THE REQUEST: Turn the part of the records that opens with the line containing "animal-card-eagles[interactable]: EAGLES Native" and closes with the line containing "next-arrow-button[interactable]: → —" into a numbered list, leaving out any blank lines.

┌──

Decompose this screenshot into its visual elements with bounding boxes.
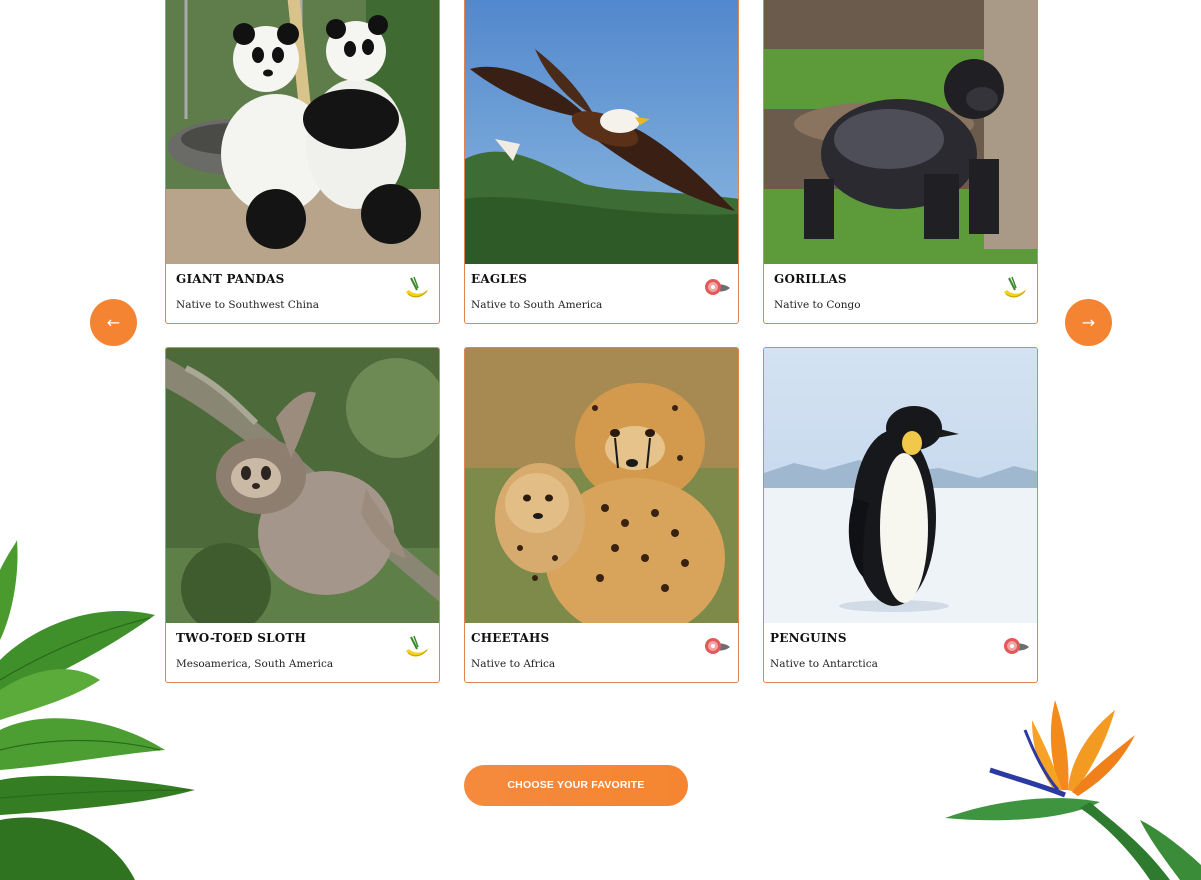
animal-card-eagles[interactable]: EAGLES Native to South America — [464, 0, 739, 324]
animal-card-gorillas[interactable]: GORILLAS Native to Congo — [763, 0, 1038, 324]
eagle-photo — [465, 0, 738, 264]
penguin-photo — [764, 348, 1037, 623]
animal-origin: Native to Southwest China — [176, 299, 319, 311]
animal-name: CHEETAHS — [471, 631, 550, 645]
next-arrow-button[interactable]: → — [1065, 299, 1112, 346]
animal-card-two-toed-sloth[interactable]: TWO-TOED SLOTH Mesoamerica, South Americ… — [165, 347, 440, 683]
animal-origin: Mesoamerica, South America — [176, 658, 334, 670]
bird-of-paradise-decoration — [945, 700, 1201, 880]
animal-name: GORILLAS — [774, 272, 847, 286]
choose-favorite-button[interactable]: CHOOSE YOUR FAVORITE — [464, 765, 688, 806]
arrow-left-icon: ← — [106, 313, 121, 332]
animal-origin: Native to Antarctica — [770, 658, 878, 670]
gorilla-photo — [764, 0, 1037, 264]
prev-arrow-button[interactable]: ← — [90, 299, 137, 346]
meat-fish-icon — [702, 274, 730, 302]
meat-fish-icon — [702, 633, 730, 661]
banana-icon — [1001, 274, 1029, 302]
meat-fish-icon — [1001, 633, 1029, 661]
cheetah-photo — [465, 348, 738, 623]
animal-name: GIANT PANDAS — [176, 272, 285, 286]
animal-card-cheetahs[interactable]: CHEETAHS Native to Africa — [464, 347, 739, 683]
banana-icon — [403, 274, 431, 302]
animal-card-giant-pandas[interactable]: GIANT PANDAS Native to Southwest China — [165, 0, 440, 324]
animal-origin: Native to South America — [471, 299, 603, 311]
animal-name: PENGUINS — [770, 631, 847, 645]
banana-icon — [403, 633, 431, 661]
arrow-right-icon: → — [1081, 313, 1096, 332]
animal-origin: Native to Africa — [471, 658, 556, 670]
animal-origin: Native to Congo — [774, 299, 861, 311]
animal-name: TWO-TOED SLOTH — [176, 631, 307, 645]
animal-name: EAGLES — [471, 272, 528, 286]
sloth-photo — [166, 348, 439, 623]
animal-card-penguins[interactable]: PENGUINS Native to Antarctica — [763, 347, 1038, 683]
giant-panda-photo — [166, 0, 439, 264]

└──

PROBLEM SOLUTION:
1. animal-card-eagles[interactable]: EAGLES Native to South America — [464, 0, 739, 324]
2. animal-card-gorillas[interactable]: GORILLAS Native to Congo — [763, 0, 1038, 324]
3. eagle-photo — [465, 0, 738, 264]
4. penguin-photo — [764, 348, 1037, 623]
5. animal-origin: Native to Southwest China — [176, 299, 319, 311]
6. animal-name: CHEETAHS — [471, 631, 550, 645]
7. next-arrow-button[interactable]: → — [1065, 299, 1112, 346]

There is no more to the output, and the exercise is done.